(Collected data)
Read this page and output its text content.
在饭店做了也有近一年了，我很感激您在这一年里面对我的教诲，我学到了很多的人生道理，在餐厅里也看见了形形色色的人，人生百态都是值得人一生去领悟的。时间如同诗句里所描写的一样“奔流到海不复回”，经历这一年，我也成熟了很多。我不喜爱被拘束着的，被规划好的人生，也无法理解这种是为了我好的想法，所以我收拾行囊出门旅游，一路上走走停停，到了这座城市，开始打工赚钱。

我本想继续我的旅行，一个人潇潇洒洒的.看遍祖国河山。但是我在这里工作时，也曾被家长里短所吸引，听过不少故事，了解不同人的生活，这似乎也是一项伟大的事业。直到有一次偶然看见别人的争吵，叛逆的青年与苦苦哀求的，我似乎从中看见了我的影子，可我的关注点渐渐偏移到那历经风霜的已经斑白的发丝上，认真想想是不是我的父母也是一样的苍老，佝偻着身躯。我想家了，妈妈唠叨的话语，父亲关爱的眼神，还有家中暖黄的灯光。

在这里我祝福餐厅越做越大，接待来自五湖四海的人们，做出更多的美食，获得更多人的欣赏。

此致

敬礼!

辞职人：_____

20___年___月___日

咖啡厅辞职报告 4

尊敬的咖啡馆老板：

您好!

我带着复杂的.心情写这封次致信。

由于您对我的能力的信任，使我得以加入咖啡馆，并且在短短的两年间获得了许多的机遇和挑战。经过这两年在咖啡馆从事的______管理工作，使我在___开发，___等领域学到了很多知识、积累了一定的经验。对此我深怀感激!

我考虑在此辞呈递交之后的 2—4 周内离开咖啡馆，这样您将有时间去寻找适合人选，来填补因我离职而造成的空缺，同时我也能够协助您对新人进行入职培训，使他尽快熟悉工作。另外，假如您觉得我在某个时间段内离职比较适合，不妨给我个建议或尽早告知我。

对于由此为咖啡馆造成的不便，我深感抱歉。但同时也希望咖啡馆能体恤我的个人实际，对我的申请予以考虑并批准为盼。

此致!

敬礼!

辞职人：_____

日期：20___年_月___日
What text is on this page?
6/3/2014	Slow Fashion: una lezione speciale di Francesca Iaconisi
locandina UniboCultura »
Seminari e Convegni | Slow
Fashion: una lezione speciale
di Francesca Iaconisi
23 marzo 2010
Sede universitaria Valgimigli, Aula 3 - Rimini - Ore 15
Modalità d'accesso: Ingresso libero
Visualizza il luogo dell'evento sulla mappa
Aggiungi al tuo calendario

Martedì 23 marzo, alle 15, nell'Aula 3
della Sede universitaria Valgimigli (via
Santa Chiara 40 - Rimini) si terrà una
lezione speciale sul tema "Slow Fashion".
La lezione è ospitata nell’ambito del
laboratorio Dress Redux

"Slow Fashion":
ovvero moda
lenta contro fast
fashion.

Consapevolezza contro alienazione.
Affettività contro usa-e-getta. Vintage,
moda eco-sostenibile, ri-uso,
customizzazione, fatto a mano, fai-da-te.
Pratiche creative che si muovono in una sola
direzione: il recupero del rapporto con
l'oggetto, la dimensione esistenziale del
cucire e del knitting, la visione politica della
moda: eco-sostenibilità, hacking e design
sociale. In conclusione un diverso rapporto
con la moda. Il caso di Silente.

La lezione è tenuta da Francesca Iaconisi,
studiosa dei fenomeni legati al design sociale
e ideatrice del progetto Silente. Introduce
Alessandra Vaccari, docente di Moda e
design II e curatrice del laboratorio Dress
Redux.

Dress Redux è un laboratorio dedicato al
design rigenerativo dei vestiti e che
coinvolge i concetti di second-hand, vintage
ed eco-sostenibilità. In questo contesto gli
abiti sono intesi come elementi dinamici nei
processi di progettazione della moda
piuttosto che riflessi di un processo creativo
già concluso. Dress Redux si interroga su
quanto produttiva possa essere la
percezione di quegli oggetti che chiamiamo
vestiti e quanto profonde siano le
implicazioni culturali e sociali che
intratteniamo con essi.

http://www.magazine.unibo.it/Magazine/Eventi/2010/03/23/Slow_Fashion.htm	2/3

→ **Requirement**
All lines above with "Francesca" in them should be returned.

→ **Solution for this task**
6/3/2014	Slow Fashion: una lezione speciale di Francesca Iaconisi
di Francesca Iaconisi
La lezione è tenuta da Francesca Iaconisi,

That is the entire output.